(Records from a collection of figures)
━━━━

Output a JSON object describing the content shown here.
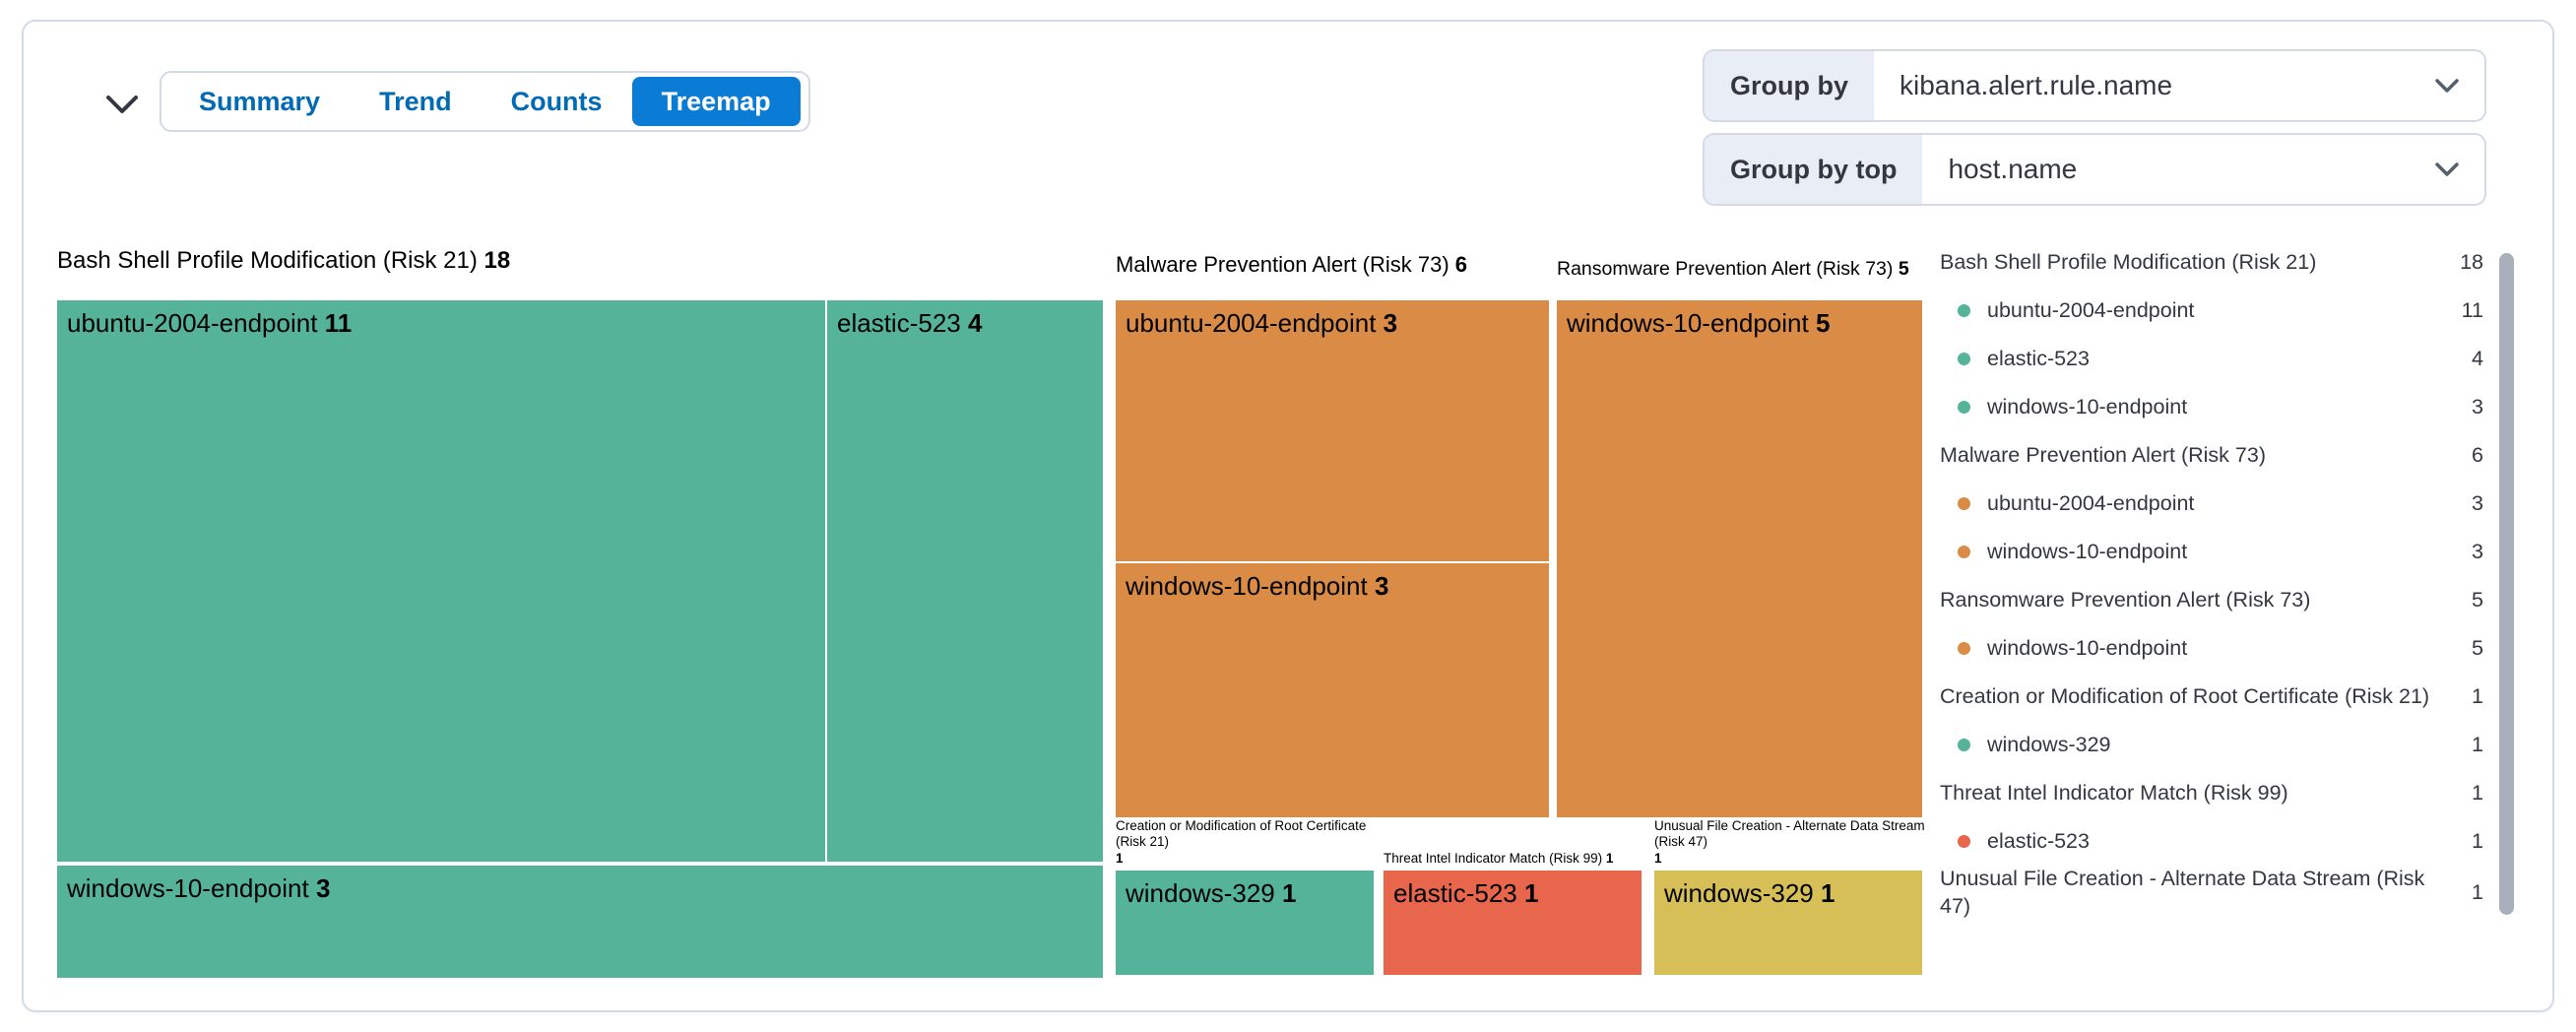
{
  "panel": {
    "tabs": [
      "Summary",
      "Trend",
      "Counts",
      "Treemap"
    ],
    "selected_tab": "Treemap"
  },
  "controls": {
    "group_by": {
      "label": "Group by",
      "value": "kibana.alert.rule.name"
    },
    "group_by_top": {
      "label": "Group by top",
      "value": "host.name"
    }
  },
  "colors": {
    "green": "#54B399",
    "orange": "#DA8B45",
    "red": "#E7664C",
    "yellow": "#D6BF57",
    "accent_blue": "#0A7CD6",
    "link_blue": "#006BB4",
    "border": "#D3DAE6",
    "legend_text": "#343741"
  },
  "chart_data": {
    "type": "treemap",
    "title": "",
    "legend_position": "right",
    "sections": [
      {
        "id": "bash",
        "title": "Bash Shell Profile Modification (Risk 21)",
        "count": "18",
        "color": "#54B399",
        "cells": [
          {
            "label": "ubuntu-2004-endpoint",
            "count": "11"
          },
          {
            "label": "elastic-523",
            "count": "4"
          },
          {
            "label": "windows-10-endpoint",
            "count": "3"
          }
        ]
      },
      {
        "id": "malware",
        "title": "Malware Prevention Alert (Risk 73)",
        "count": "6",
        "color": "#DA8B45",
        "cells": [
          {
            "label": "ubuntu-2004-endpoint",
            "count": "3"
          },
          {
            "label": "windows-10-endpoint",
            "count": "3"
          }
        ]
      },
      {
        "id": "ransomware",
        "title": "Ransomware Prevention Alert (Risk 73)",
        "count": "5",
        "color": "#DA8B45",
        "cells": [
          {
            "label": "windows-10-endpoint",
            "count": "5"
          }
        ]
      },
      {
        "id": "creation",
        "title": "Creation or Modification of Root Certificate (Risk 21)",
        "count": "1",
        "color": "#54B399",
        "cells": [
          {
            "label": "windows-329",
            "count": "1"
          }
        ]
      },
      {
        "id": "threat",
        "title": "Threat Intel Indicator Match (Risk 99)",
        "count": "1",
        "color": "#E7664C",
        "cells": [
          {
            "label": "elastic-523",
            "count": "1"
          }
        ]
      },
      {
        "id": "unusual",
        "title": "Unusual File Creation - Alternate Data Stream (Risk 47)",
        "count": "1",
        "color": "#D6BF57",
        "cells": [
          {
            "label": "windows-329",
            "count": "1"
          }
        ]
      }
    ],
    "legend_rows": [
      {
        "type": "group",
        "label": "Bash Shell Profile Modification (Risk 21)",
        "value": "18"
      },
      {
        "type": "item",
        "label": "ubuntu-2004-endpoint",
        "value": "11",
        "color": "#54B399"
      },
      {
        "type": "item",
        "label": "elastic-523",
        "value": "4",
        "color": "#54B399"
      },
      {
        "type": "item",
        "label": "windows-10-endpoint",
        "value": "3",
        "color": "#54B399"
      },
      {
        "type": "group",
        "label": "Malware Prevention Alert (Risk 73)",
        "value": "6"
      },
      {
        "type": "item",
        "label": "ubuntu-2004-endpoint",
        "value": "3",
        "color": "#DA8B45"
      },
      {
        "type": "item",
        "label": "windows-10-endpoint",
        "value": "3",
        "color": "#DA8B45"
      },
      {
        "type": "group",
        "label": "Ransomware Prevention Alert (Risk 73)",
        "value": "5"
      },
      {
        "type": "item",
        "label": "windows-10-endpoint",
        "value": "5",
        "color": "#DA8B45"
      },
      {
        "type": "group",
        "label": "Creation or Modification of Root Certificate (Risk 21)",
        "value": "1"
      },
      {
        "type": "item",
        "label": "windows-329",
        "value": "1",
        "color": "#54B399"
      },
      {
        "type": "group",
        "label": "Threat Intel Indicator Match (Risk 99)",
        "value": "1"
      },
      {
        "type": "item",
        "label": "elastic-523",
        "value": "1",
        "color": "#E7664C"
      },
      {
        "type": "group",
        "label": "Unusual File Creation - Alternate Data Stream (Risk 47)",
        "value": "1"
      }
    ]
  }
}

━━━━

#### [GIVEN PROBLEM]
Write the records out once more, exactly as they appear, with no pictures.

#### [RESULT BELOW]
Output a JSON object describing the content shown here.
{
  "panel": {
    "tabs": [
      "Summary",
      "Trend",
      "Counts",
      "Treemap"
    ],
    "selected_tab": "Treemap"
  },
  "controls": {
    "group_by": {
      "label": "Group by",
      "value": "kibana.alert.rule.name"
    },
    "group_by_top": {
      "label": "Group by top",
      "value": "host.name"
    }
  },
  "colors": {
    "green": "#54B399",
    "orange": "#DA8B45",
    "red": "#E7664C",
    "yellow": "#D6BF57",
    "accent_blue": "#0A7CD6",
    "link_blue": "#006BB4",
    "border": "#D3DAE6",
    "legend_text": "#343741"
  },
  "chart_data": {
    "type": "treemap",
    "title": "",
    "legend_position": "right",
    "sections": [
      {
        "id": "bash",
        "title": "Bash Shell Profile Modification (Risk 21)",
        "count": "18",
        "color": "#54B399",
        "cells": [
          {
            "label": "ubuntu-2004-endpoint",
            "count": "11"
          },
          {
            "label": "elastic-523",
            "count": "4"
          },
          {
            "label": "windows-10-endpoint",
            "count": "3"
          }
        ]
      },
      {
        "id": "malware",
        "title": "Malware Prevention Alert (Risk 73)",
        "count": "6",
        "color": "#DA8B45",
        "cells": [
          {
            "label": "ubuntu-2004-endpoint",
            "count": "3"
          },
          {
            "label": "windows-10-endpoint",
            "count": "3"
          }
        ]
      },
      {
        "id": "ransomware",
        "title": "Ransomware Prevention Alert (Risk 73)",
        "count": "5",
        "color": "#DA8B45",
        "cells": [
          {
            "label": "windows-10-endpoint",
            "count": "5"
          }
        ]
      },
      {
        "id": "creation",
        "title": "Creation or Modification of Root Certificate (Risk 21)",
        "count": "1",
        "color": "#54B399",
        "cells": [
          {
            "label": "windows-329",
            "count": "1"
          }
        ]
      },
      {
        "id": "threat",
        "title": "Threat Intel Indicator Match (Risk 99)",
        "count": "1",
        "color": "#E7664C",
        "cells": [
          {
            "label": "elastic-523",
            "count": "1"
          }
        ]
      },
      {
        "id": "unusual",
        "title": "Unusual File Creation - Alternate Data Stream (Risk 47)",
        "count": "1",
        "color": "#D6BF57",
        "cells": [
          {
            "label": "windows-329",
            "count": "1"
          }
        ]
      }
    ],
    "legend_rows": [
      {
        "type": "group",
        "label": "Bash Shell Profile Modification (Risk 21)",
        "value": "18"
      },
      {
        "type": "item",
        "label": "ubuntu-2004-endpoint",
        "value": "11",
        "color": "#54B399"
      },
      {
        "type": "item",
        "label": "elastic-523",
        "value": "4",
        "color": "#54B399"
      },
      {
        "type": "item",
        "label": "windows-10-endpoint",
        "value": "3",
        "color": "#54B399"
      },
      {
        "type": "group",
        "label": "Malware Prevention Alert (Risk 73)",
        "value": "6"
      },
      {
        "type": "item",
        "label": "ubuntu-2004-endpoint",
        "value": "3",
        "color": "#DA8B45"
      },
      {
        "type": "item",
        "label": "windows-10-endpoint",
        "value": "3",
        "color": "#DA8B45"
      },
      {
        "type": "group",
        "label": "Ransomware Prevention Alert (Risk 73)",
        "value": "5"
      },
      {
        "type": "item",
        "label": "windows-10-endpoint",
        "value": "5",
        "color": "#DA8B45"
      },
      {
        "type": "group",
        "label": "Creation or Modification of Root Certificate (Risk 21)",
        "value": "1"
      },
      {
        "type": "item",
        "label": "windows-329",
        "value": "1",
        "color": "#54B399"
      },
      {
        "type": "group",
        "label": "Threat Intel Indicator Match (Risk 99)",
        "value": "1"
      },
      {
        "type": "item",
        "label": "elastic-523",
        "value": "1",
        "color": "#E7664C"
      },
      {
        "type": "group",
        "label": "Unusual File Creation - Alternate Data Stream (Risk 47)",
        "value": "1"
      }
    ]
  }
}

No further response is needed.